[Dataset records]
--------------------

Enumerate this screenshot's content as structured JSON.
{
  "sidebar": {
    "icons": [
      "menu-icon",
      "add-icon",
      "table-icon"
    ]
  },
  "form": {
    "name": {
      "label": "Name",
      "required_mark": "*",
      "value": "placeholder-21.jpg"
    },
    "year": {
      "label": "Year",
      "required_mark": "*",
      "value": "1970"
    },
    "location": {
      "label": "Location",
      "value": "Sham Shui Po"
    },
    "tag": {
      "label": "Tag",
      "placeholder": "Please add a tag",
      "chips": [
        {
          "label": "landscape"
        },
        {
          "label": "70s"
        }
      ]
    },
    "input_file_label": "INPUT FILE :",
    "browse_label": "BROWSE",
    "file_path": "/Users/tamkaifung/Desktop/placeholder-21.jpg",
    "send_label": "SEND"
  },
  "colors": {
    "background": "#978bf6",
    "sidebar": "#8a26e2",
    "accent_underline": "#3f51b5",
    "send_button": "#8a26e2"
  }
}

--------------------

§ **Goal**
Go through the entries above and pull out each line with "placeholder" in it.

§ **Result below**
      "value": "placeholder-21.jpg"
      "placeholder": "Please add a tag",
    "file_path": "/Users/tamkaifung/Desktop/placeholder-21.jpg",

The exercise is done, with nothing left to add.